▸ Excerpted records
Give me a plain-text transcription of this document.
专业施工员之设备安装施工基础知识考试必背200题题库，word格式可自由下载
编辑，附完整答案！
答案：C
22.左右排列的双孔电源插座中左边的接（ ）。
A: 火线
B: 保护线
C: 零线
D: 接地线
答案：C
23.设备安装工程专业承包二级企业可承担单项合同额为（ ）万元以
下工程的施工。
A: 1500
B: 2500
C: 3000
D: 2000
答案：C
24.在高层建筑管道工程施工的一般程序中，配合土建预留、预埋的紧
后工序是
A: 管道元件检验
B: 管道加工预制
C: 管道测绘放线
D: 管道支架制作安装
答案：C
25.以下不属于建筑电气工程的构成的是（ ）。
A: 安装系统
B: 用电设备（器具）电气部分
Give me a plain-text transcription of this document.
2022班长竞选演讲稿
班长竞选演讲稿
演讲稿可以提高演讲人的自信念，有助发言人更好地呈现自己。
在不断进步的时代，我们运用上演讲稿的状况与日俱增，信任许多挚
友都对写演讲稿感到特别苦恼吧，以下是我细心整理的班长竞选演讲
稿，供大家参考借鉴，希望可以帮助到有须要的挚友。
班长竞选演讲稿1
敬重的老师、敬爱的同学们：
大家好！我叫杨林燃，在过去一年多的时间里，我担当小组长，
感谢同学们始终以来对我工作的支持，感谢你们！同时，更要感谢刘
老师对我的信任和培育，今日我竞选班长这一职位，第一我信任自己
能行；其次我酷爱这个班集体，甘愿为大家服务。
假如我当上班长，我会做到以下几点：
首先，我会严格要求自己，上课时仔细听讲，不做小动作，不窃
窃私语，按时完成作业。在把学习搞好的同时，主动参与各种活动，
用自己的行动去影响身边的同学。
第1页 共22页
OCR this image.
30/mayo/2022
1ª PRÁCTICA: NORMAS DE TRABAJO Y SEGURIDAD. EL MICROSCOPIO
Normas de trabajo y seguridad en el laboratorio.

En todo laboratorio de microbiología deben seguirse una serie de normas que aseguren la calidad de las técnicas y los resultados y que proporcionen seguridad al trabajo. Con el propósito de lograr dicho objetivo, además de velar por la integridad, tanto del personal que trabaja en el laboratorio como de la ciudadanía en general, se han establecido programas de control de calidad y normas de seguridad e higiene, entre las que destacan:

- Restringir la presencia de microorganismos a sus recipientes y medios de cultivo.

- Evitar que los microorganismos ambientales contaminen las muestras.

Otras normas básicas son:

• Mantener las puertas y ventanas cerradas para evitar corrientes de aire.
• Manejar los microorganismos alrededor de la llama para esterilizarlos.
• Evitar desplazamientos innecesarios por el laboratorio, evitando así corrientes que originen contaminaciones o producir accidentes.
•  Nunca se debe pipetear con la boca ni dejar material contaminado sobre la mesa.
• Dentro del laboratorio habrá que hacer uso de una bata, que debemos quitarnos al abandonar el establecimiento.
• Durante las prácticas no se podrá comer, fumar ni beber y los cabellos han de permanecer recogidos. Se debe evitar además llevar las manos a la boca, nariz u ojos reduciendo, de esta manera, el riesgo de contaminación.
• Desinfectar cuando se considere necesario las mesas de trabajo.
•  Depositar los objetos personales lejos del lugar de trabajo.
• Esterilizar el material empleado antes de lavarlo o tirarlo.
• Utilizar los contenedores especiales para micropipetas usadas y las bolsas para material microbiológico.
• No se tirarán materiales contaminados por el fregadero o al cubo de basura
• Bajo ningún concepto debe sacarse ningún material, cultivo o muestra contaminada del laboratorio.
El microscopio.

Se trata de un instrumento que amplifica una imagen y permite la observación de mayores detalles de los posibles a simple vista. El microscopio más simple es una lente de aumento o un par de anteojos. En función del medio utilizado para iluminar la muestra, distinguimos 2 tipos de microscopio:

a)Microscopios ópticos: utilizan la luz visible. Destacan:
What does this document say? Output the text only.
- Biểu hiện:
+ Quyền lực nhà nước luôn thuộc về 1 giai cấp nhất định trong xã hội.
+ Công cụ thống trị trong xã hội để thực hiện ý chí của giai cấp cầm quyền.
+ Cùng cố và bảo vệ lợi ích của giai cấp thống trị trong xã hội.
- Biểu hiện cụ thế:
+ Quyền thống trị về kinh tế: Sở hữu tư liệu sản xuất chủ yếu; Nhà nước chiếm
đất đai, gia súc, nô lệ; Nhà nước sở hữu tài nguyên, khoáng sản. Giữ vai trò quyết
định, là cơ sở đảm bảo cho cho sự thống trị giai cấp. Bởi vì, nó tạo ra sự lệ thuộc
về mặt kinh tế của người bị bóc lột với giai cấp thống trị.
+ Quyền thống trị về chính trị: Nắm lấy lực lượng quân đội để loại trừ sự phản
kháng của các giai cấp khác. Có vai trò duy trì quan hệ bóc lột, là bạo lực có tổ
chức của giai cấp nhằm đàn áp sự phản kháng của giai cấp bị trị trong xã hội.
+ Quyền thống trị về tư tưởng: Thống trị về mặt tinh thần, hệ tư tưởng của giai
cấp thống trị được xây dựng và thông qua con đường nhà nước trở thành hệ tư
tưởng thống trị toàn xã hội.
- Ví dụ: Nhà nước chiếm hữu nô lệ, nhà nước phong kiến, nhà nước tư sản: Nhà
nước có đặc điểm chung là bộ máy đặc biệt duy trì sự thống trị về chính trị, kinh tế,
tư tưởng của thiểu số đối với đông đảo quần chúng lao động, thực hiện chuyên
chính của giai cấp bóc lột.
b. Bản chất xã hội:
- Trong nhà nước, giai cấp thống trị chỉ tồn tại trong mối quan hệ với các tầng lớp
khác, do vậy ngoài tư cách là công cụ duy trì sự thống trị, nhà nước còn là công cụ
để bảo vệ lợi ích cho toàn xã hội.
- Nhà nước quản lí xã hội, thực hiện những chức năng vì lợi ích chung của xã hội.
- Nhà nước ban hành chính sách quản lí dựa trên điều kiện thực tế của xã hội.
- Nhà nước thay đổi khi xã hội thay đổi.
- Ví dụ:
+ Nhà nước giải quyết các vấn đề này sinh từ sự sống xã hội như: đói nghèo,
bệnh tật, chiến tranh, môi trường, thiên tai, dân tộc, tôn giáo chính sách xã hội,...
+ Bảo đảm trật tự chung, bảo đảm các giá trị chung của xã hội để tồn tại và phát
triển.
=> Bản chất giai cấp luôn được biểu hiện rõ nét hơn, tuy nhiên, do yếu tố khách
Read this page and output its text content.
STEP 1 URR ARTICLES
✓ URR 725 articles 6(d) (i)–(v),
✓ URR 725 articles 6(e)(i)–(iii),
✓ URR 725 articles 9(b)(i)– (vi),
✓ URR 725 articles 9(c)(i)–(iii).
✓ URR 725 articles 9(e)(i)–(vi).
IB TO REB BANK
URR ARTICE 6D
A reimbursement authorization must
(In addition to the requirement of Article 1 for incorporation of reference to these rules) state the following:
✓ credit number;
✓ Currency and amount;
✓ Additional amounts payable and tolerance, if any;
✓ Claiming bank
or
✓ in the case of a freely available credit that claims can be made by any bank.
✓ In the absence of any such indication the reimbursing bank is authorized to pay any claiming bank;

▸ Exercise aim
Repeat each record exactly. Omit nothing.

▸ Full solution
Give me a plain-text transcription of this document.
专业施工员之设备安装施工基础知识考试必背200题题库，word格式可自由下载
编辑，附完整答案！
答案：C
22.左右排列的双孔电源插座中左边的接（ ）。
A: 火线
B: 保护线
C: 零线
D: 接地线
答案：C
23.设备安装工程专业承包二级企业可承担单项合同额为（ ）万元以
下工程的施工。
A: 1500
B: 2500
C: 3000
D: 2000
答案：C
24.在高层建筑管道工程施工的一般程序中，配合土建预留、预埋的紧
后工序是
A: 管道元件检验
B: 管道加工预制
C: 管道测绘放线
D: 管道支架制作安装
答案：C
25.以下不属于建筑电气工程的构成的是（ ）。
A: 安装系统
B: 用电设备（器具）电气部分
Give me a plain-text transcription of this document.
2022班长竞选演讲稿
班长竞选演讲稿
演讲稿可以提高演讲人的自信念，有助发言人更好地呈现自己。
在不断进步的时代，我们运用上演讲稿的状况与日俱增，信任许多挚
友都对写演讲稿感到特别苦恼吧，以下是我细心整理的班长竞选演讲
稿，供大家参考借鉴，希望可以帮助到有须要的挚友。
班长竞选演讲稿1
敬重的老师、敬爱的同学们：
大家好！我叫杨林燃，在过去一年多的时间里，我担当小组长，
感谢同学们始终以来对我工作的支持，感谢你们！同时，更要感谢刘
老师对我的信任和培育，今日我竞选班长这一职位，第一我信任自己
能行；其次我酷爱这个班集体，甘愿为大家服务。
假如我当上班长，我会做到以下几点：
首先，我会严格要求自己，上课时仔细听讲，不做小动作，不窃
窃私语，按时完成作业。在把学习搞好的同时，主动参与各种活动，
用自己的行动去影响身边的同学。
第1页 共22页
OCR this image.
30/mayo/2022
1ª PRÁCTICA: NORMAS DE TRABAJO Y SEGURIDAD. EL MICROSCOPIO
Normas de trabajo y seguridad en el laboratorio.

En todo laboratorio de microbiología deben seguirse una serie de normas que aseguren la calidad de las técnicas y los resultados y que proporcionen seguridad al trabajo. Con el propósito de lograr dicho objetivo, además de velar por la integridad, tanto del personal que trabaja en el laboratorio como de la ciudadanía en general, se han establecido programas de control de calidad y normas de seguridad e higiene, entre las que destacan:

- Restringir la presencia de microorganismos a sus recipientes y medios de cultivo.

- Evitar que los microorganismos ambientales contaminen las muestras.

Otras normas básicas son:

• Mantener las puertas y ventanas cerradas para evitar corrientes de aire.
• Manejar los microorganismos alrededor de la llama para esterilizarlos.
• Evitar desplazamientos innecesarios por el laboratorio, evitando así corrientes que originen contaminaciones o producir accidentes.
•  Nunca se debe pipetear con la boca ni dejar material contaminado sobre la mesa.
• Dentro del laboratorio habrá que hacer uso de una bata, que debemos quitarnos al abandonar el establecimiento.
• Durante las prácticas no se podrá comer, fumar ni beber y los cabellos han de permanecer recogidos. Se debe evitar además llevar las manos a la boca, nariz u ojos reduciendo, de esta manera, el riesgo de contaminación.
• Desinfectar cuando se considere necesario las mesas de trabajo.
•  Depositar los objetos personales lejos del lugar de trabajo.
• Esterilizar el material empleado antes de lavarlo o tirarlo.
• Utilizar los contenedores especiales para micropipetas usadas y las bolsas para material microbiológico.
• No se tirarán materiales contaminados por el fregadero o al cubo de basura
• Bajo ningún concepto debe sacarse ningún material, cultivo o muestra contaminada del laboratorio.
El microscopio.

Se trata de un instrumento que amplifica una imagen y permite la observación de mayores detalles de los posibles a simple vista. El microscopio más simple es una lente de aumento o un par de anteojos. En función del medio utilizado para iluminar la muestra, distinguimos 2 tipos de microscopio:

a)Microscopios ópticos: utilizan la luz visible. Destacan:
What does this document say? Output the text only.
- Biểu hiện:
+ Quyền lực nhà nước luôn thuộc về 1 giai cấp nhất định trong xã hội.
+ Công cụ thống trị trong xã hội để thực hiện ý chí của giai cấp cầm quyền.
+ Cùng cố và bảo vệ lợi ích của giai cấp thống trị trong xã hội.
- Biểu hiện cụ thế:
+ Quyền thống trị về kinh tế: Sở hữu tư liệu sản xuất chủ yếu; Nhà nước chiếm
đất đai, gia súc, nô lệ; Nhà nước sở hữu tài nguyên, khoáng sản. Giữ vai trò quyết
định, là cơ sở đảm bảo cho cho sự thống trị giai cấp. Bởi vì, nó tạo ra sự lệ thuộc
về mặt kinh tế của người bị bóc lột với giai cấp thống trị.
+ Quyền thống trị về chính trị: Nắm lấy lực lượng quân đội để loại trừ sự phản
kháng của các giai cấp khác. Có vai trò duy trì quan hệ bóc lột, là bạo lực có tổ
chức của giai cấp nhằm đàn áp sự phản kháng của giai cấp bị trị trong xã hội.
+ Quyền thống trị về tư tưởng: Thống trị về mặt tinh thần, hệ tư tưởng của giai
cấp thống trị được xây dựng và thông qua con đường nhà nước trở thành hệ tư
tưởng thống trị toàn xã hội.
- Ví dụ: Nhà nước chiếm hữu nô lệ, nhà nước phong kiến, nhà nước tư sản: Nhà
nước có đặc điểm chung là bộ máy đặc biệt duy trì sự thống trị về chính trị, kinh tế,
tư tưởng của thiểu số đối với đông đảo quần chúng lao động, thực hiện chuyên
chính của giai cấp bóc lột.
b. Bản chất xã hội:
- Trong nhà nước, giai cấp thống trị chỉ tồn tại trong mối quan hệ với các tầng lớp
khác, do vậy ngoài tư cách là công cụ duy trì sự thống trị, nhà nước còn là công cụ
để bảo vệ lợi ích cho toàn xã hội.
- Nhà nước quản lí xã hội, thực hiện những chức năng vì lợi ích chung của xã hội.
- Nhà nước ban hành chính sách quản lí dựa trên điều kiện thực tế của xã hội.
- Nhà nước thay đổi khi xã hội thay đổi.
- Ví dụ:
+ Nhà nước giải quyết các vấn đề này sinh từ sự sống xã hội như: đói nghèo,
bệnh tật, chiến tranh, môi trường, thiên tai, dân tộc, tôn giáo chính sách xã hội,...
+ Bảo đảm trật tự chung, bảo đảm các giá trị chung của xã hội để tồn tại và phát
triển.
=> Bản chất giai cấp luôn được biểu hiện rõ nét hơn, tuy nhiên, do yếu tố khách
Read this page and output its text content.
STEP 1 URR ARTICLES
✓ URR 725 articles 6(d) (i)–(v),
✓ URR 725 articles 6(e)(i)–(iii),
✓ URR 725 articles 9(b)(i)– (vi),
✓ URR 725 articles 9(c)(i)–(iii).
✓ URR 725 articles 9(e)(i)–(vi).
IB TO REB BANK
URR ARTICE 6D
A reimbursement authorization must
(In addition to the requirement of Article 1 for incorporation of reference to these rules) state the following:
✓ credit number;
✓ Currency and amount;
✓ Additional amounts payable and tolerance, if any;
✓ Claiming bank
or
✓ in the case of a freely available credit that claims can be made by any bank.
✓ In the absence of any such indication the reimbursing bank is authorized to pay any claiming bank;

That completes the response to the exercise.